# Source extract start

# favortie color twister tail



## isaiashortie

whats your favorite fall twister tail???


----------



## alan farver

i like chatruesse orange and white.also have some that are yellow with red on the sides i really like


----------



## tcba1987

White..........followed closely by yellow and chartuese !!!!


----------



## smith07

chartreuse- followed by white and black- experimenting with pink and orange this winter


----------



## Salmonid

Chartreuse and then White, I like white only because I tend to also catch everything else with that color where as Chartreuse seems to only catch Saugeyes ( more often then not) 

Salmonid


----------



## Tiny Tim

3 inch Pearl White Venom grub followed closely by 3 inch Chartruse and pepper Venom grub.


----------



## NorthSouthOhioFisherman

Chart, white, pink


----------



## 1mecheng

Carolina rigged for the Maumee River: Silver body/pink tail or white body/red tail, chartruese, all pink, white; I typically use 3" sizes.


----------



## justfishn

white followed by pink with silver glitter for saugeyes in central ohio


----------



## Mushijobah

I'll be a bit more specific...PEARL White. Gives it more of a bait-like shimmer. Also 'minnow flash' by Venom. Can't freakin beat it.


----------



## clown_4_life

Can't go wrong with chartreuse or white. I occasionally use orange as well.


----------



## Bischoff66

I use to fish for sauger and suageyes when I lived in Ky. My favorites were white, bubblegum pink, and pumkinseed/chart powerbait. I would run them in tandem and caught a lot of nice fish that way.


----------



## Boxingref_rick

3 inch Pearl White Venom

Like Tim said, but the funny thing is I never tried them until recently!

# Source extract end

Stated task 1: From the twister tail thread, return the part that opens with the words containing "I use to fish" and closes with "them until recently!", copied word for word.
Stated task 2: In the twister tail thread, what river does 1mecheng name for the Carolina-rigged setup?

# Entries provided start

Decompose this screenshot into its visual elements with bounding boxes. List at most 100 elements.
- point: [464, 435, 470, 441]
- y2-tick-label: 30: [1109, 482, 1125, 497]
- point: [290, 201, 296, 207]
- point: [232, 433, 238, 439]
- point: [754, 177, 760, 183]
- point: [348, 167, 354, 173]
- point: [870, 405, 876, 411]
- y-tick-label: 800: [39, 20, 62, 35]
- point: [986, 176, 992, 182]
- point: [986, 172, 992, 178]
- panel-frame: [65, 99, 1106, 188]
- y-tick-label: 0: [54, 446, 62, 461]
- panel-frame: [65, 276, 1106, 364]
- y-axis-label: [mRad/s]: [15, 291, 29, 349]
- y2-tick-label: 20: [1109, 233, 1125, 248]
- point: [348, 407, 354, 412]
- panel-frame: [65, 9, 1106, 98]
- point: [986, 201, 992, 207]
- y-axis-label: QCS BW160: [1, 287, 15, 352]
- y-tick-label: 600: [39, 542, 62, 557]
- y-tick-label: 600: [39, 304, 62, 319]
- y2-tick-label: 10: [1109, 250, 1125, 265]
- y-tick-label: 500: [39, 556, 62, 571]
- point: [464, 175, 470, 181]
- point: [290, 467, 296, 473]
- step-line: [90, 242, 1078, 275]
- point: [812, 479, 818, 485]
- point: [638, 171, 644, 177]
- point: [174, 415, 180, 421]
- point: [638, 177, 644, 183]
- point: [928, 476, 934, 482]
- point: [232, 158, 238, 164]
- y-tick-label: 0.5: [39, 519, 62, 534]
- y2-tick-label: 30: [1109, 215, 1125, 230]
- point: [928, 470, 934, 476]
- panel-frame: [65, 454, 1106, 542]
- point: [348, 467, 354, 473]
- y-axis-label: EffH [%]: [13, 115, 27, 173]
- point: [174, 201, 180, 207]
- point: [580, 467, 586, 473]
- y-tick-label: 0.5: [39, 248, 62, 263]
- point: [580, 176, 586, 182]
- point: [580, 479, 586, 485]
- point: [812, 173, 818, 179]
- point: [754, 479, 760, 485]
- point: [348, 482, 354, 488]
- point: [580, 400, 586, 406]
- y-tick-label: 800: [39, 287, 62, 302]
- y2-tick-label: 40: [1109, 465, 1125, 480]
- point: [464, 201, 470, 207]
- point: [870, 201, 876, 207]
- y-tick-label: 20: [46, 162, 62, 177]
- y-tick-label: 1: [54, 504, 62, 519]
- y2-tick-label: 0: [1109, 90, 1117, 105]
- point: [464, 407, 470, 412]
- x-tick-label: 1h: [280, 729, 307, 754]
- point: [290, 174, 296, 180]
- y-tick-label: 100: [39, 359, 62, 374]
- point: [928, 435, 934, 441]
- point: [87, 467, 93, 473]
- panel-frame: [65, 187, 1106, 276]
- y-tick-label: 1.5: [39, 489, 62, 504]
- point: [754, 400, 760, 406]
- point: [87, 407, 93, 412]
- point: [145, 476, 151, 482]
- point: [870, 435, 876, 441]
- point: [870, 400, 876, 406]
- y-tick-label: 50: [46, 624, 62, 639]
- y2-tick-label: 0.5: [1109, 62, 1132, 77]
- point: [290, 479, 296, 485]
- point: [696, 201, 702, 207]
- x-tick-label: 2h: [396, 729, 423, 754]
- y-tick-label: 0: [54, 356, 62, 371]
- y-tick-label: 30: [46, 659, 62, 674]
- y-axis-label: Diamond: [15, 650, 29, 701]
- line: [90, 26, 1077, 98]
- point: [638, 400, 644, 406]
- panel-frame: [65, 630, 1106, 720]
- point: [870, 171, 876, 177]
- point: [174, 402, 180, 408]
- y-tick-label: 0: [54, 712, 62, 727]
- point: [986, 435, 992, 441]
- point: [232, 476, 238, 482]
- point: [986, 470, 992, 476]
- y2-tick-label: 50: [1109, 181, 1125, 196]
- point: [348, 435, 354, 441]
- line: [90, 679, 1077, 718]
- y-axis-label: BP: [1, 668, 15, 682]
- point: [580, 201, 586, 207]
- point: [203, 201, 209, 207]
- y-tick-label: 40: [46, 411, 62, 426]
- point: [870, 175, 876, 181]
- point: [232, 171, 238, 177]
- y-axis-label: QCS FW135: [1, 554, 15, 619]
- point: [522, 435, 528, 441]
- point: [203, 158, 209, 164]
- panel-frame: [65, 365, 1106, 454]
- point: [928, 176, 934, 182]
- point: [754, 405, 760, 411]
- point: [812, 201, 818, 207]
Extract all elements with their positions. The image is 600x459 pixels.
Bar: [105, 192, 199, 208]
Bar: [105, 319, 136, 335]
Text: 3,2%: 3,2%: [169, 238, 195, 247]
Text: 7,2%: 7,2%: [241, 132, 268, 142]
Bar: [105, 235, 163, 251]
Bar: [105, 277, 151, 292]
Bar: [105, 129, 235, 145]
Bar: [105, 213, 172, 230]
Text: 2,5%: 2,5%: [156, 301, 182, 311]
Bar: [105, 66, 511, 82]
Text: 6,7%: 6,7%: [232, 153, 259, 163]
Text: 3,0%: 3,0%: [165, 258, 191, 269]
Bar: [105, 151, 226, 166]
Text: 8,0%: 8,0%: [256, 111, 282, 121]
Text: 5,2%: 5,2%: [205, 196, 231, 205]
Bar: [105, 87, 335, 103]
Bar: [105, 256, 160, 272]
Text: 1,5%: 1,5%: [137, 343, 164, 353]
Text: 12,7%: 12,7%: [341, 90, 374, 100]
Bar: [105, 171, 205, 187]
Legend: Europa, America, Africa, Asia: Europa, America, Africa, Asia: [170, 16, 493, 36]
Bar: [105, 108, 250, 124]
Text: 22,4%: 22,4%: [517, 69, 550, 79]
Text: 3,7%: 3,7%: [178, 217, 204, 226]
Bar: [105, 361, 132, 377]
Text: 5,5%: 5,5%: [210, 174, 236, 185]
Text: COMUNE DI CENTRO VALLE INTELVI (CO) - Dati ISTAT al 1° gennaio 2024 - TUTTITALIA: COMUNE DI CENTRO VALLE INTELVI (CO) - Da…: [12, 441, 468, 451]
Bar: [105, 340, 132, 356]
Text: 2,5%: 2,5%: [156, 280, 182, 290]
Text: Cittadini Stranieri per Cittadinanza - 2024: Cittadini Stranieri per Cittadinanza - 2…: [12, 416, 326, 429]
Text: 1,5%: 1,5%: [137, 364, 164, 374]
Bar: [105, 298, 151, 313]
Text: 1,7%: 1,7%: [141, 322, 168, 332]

# Entries provided end

Exercise result 1:
I use to fish for sauger and suageyes when I lived in Ky. My favorites were white, bubblegum pink, and pumkinseed/chart powerbait. I would run them in tandem and caught a lot of nice fish that way.


----------



## Boxingref_rick

3 inch Pearl White Venom

Like Tim said, but the funny thing is I never tried them until recently!

Exercise result 2: The Maumee River.